### INPUT ROWS

· · · · ·

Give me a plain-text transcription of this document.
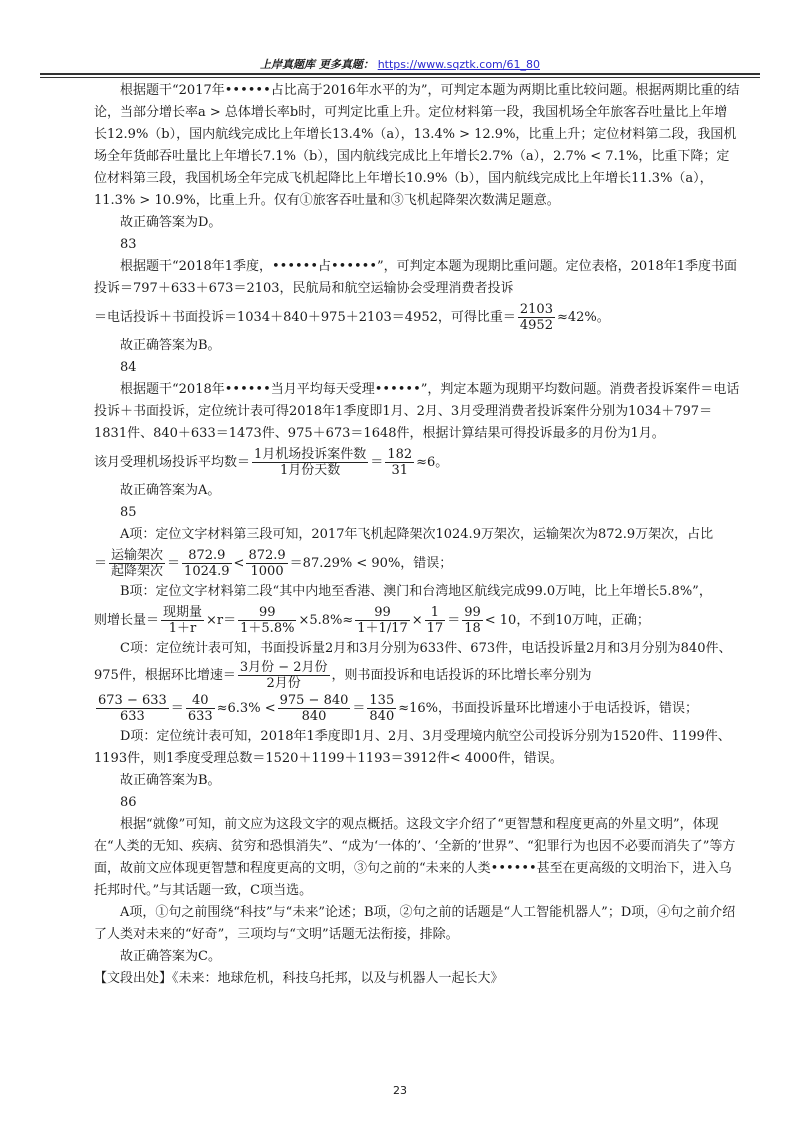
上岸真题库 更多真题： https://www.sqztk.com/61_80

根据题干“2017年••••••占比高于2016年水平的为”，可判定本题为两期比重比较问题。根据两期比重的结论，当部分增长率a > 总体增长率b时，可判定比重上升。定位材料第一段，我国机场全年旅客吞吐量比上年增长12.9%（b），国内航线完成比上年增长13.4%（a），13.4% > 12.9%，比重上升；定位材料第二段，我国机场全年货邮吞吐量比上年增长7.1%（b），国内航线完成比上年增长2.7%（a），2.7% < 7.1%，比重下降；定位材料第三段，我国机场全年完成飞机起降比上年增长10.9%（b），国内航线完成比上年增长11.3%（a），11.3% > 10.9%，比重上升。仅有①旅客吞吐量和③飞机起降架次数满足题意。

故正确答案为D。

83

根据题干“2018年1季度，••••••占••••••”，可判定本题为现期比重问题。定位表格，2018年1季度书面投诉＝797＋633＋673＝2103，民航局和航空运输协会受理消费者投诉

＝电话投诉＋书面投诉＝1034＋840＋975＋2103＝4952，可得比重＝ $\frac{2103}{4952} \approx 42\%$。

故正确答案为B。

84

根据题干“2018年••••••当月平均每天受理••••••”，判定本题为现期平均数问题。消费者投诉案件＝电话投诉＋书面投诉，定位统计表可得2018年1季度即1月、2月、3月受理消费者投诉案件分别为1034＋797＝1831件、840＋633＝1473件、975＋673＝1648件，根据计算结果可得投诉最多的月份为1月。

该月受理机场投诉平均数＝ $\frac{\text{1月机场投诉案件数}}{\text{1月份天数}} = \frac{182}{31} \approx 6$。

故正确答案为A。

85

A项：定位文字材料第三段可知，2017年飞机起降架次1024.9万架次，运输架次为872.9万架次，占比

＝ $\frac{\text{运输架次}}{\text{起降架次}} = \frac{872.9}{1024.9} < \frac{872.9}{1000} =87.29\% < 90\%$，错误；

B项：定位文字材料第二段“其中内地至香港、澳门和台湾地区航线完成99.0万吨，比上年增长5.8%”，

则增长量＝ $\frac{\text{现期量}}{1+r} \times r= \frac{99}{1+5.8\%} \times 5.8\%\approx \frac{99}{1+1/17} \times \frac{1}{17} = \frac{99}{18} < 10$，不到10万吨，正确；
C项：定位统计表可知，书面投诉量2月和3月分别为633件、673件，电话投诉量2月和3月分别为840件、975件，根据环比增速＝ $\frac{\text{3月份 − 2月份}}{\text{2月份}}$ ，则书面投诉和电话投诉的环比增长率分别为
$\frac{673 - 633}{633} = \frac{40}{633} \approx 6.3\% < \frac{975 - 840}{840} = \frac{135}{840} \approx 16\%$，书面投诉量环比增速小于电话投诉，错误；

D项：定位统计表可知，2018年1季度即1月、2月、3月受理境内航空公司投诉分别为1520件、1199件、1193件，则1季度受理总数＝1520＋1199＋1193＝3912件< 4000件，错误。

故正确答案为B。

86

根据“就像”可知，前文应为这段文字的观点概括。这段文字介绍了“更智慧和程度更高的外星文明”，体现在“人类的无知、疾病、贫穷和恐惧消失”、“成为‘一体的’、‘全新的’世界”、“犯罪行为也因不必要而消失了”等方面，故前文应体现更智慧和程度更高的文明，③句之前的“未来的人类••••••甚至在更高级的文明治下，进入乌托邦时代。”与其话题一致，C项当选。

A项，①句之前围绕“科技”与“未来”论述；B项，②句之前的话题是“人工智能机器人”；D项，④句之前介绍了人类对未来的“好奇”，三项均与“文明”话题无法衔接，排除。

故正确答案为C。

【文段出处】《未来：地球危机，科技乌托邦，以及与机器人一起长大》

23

· · · · ·

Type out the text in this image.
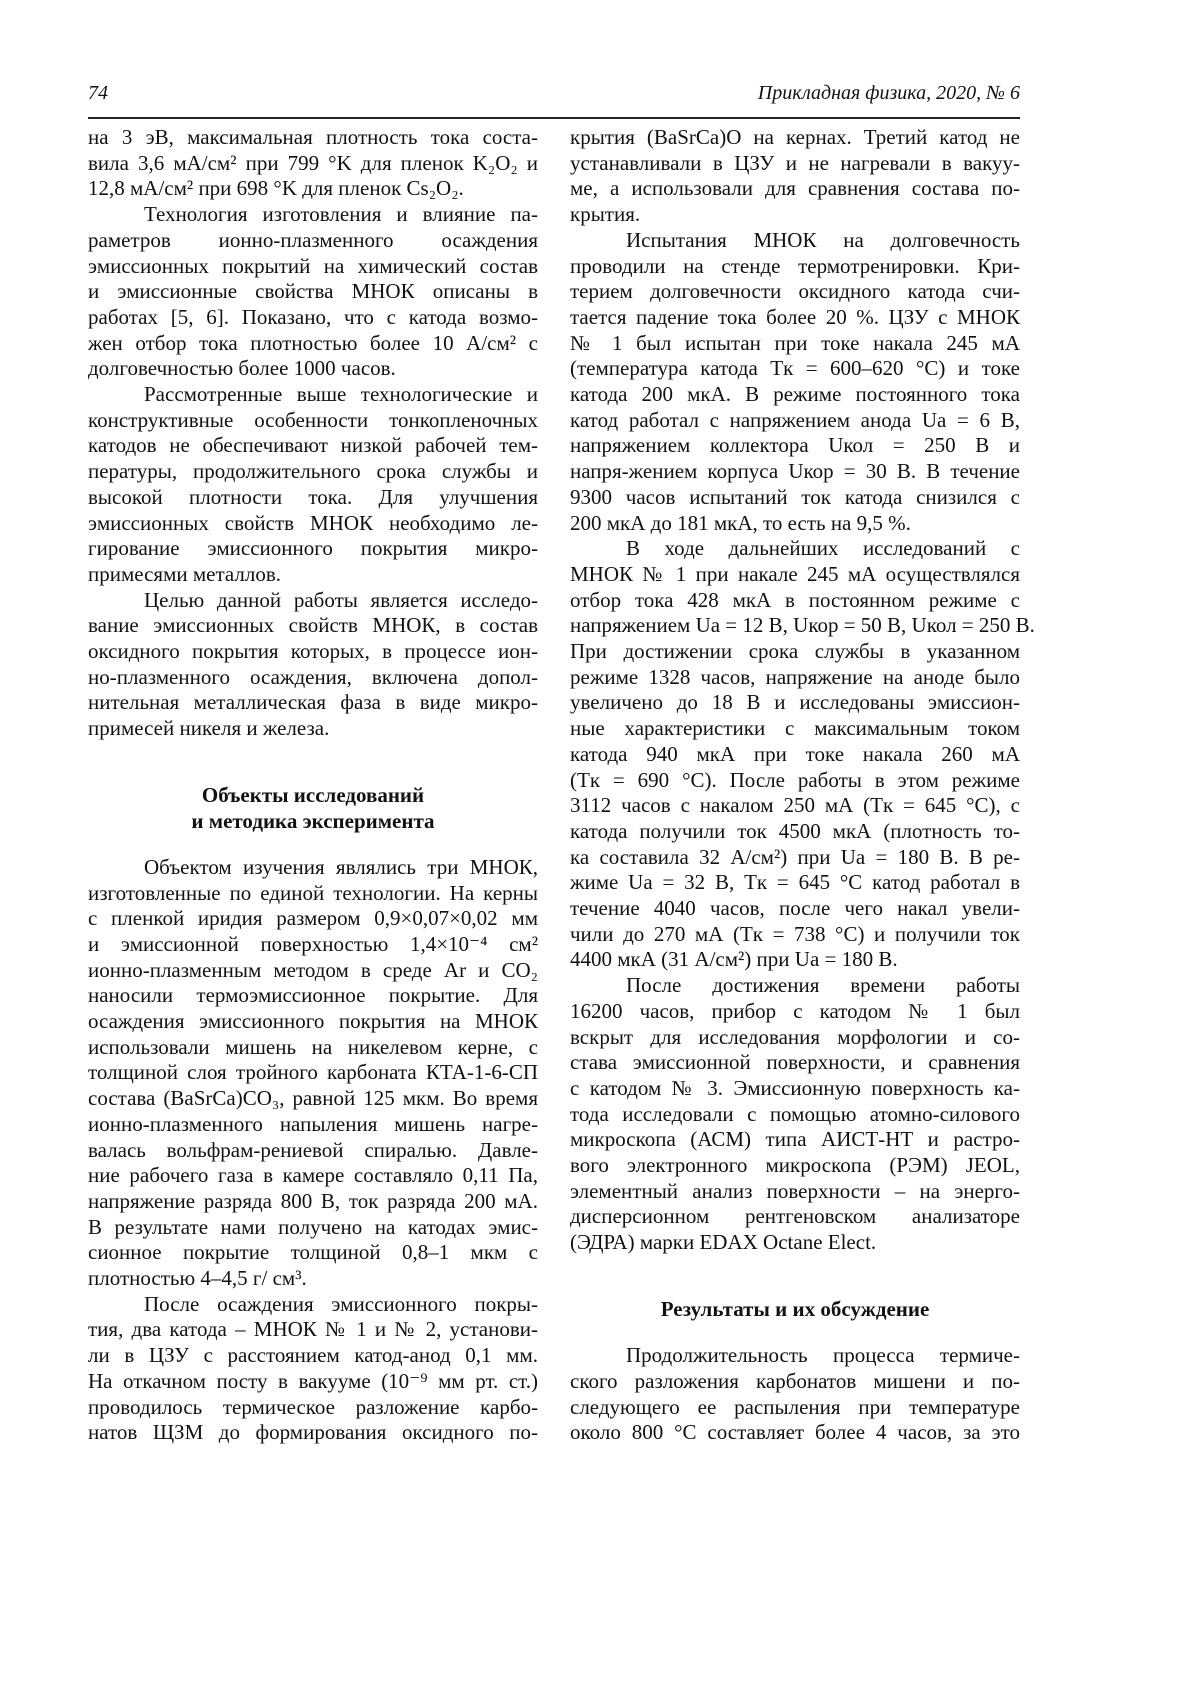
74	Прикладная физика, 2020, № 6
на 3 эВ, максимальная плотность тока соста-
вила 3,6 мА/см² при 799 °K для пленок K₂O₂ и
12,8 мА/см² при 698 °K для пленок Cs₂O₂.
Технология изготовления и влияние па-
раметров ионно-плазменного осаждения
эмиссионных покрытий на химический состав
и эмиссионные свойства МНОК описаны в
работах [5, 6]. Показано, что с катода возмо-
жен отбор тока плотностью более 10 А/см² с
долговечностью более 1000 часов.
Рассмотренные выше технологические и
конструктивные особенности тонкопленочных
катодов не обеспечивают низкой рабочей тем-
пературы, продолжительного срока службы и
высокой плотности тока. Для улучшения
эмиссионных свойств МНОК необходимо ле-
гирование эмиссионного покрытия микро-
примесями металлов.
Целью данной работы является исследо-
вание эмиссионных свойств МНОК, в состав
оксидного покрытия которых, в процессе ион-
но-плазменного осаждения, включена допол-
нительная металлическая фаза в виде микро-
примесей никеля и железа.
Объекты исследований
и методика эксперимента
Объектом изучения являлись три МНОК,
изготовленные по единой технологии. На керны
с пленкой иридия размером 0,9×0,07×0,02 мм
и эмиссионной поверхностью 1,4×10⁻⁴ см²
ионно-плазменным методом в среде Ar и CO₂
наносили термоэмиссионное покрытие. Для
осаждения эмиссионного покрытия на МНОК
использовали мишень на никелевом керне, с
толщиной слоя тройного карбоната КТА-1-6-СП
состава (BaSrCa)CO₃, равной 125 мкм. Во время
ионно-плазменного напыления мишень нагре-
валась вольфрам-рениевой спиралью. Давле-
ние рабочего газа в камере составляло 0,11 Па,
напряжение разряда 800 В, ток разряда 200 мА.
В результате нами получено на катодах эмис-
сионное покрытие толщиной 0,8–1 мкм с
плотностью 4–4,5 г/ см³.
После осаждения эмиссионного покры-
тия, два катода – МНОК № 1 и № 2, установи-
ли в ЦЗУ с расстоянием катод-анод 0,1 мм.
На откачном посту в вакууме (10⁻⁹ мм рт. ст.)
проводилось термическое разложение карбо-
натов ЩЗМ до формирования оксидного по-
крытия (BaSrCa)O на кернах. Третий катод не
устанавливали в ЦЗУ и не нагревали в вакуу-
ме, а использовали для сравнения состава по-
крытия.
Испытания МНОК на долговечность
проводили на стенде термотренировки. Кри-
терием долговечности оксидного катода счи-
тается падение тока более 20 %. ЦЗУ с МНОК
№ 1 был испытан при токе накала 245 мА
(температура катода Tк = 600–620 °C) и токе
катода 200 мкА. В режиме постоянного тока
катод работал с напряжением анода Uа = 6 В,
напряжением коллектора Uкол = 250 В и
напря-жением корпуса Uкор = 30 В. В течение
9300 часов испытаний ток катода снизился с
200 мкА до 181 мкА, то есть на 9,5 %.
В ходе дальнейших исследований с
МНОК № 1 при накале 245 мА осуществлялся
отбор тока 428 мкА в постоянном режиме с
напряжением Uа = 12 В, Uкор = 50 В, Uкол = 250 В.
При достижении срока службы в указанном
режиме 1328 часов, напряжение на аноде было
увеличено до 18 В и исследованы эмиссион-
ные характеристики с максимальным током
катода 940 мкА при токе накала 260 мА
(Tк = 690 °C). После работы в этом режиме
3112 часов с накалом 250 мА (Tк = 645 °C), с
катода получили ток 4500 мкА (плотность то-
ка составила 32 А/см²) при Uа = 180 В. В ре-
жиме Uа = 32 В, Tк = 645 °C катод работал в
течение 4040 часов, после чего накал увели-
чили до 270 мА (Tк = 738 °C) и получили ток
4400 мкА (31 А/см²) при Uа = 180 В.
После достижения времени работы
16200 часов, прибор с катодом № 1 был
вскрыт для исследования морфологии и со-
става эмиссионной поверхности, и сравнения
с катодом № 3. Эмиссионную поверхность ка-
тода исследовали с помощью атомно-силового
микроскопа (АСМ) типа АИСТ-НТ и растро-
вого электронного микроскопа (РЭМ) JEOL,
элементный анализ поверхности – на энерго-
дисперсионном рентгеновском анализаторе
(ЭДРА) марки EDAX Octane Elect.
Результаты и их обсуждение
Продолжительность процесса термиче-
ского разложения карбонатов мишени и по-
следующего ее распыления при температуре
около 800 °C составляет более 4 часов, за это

· · · · ·

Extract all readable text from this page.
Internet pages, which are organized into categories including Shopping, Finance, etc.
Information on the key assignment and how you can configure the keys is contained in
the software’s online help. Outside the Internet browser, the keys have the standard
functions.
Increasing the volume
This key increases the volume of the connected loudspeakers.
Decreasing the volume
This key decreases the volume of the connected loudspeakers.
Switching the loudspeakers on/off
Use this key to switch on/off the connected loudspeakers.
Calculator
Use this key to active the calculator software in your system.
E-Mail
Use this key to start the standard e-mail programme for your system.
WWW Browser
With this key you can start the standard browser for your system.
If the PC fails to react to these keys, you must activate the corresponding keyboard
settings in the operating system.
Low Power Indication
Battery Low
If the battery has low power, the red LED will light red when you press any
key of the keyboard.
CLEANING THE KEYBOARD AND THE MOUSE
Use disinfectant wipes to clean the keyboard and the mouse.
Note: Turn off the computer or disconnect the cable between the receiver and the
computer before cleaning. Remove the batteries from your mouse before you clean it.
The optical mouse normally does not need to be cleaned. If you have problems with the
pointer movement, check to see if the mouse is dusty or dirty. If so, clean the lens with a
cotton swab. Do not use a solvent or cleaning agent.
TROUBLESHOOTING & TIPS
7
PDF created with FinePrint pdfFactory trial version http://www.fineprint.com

· · · · ·

### WHAT NEEDS TO BE DONE
Going through the entries above line by line, work out how many lines include the word "получили". Only the number is required.

### WRITTEN ANSWER
2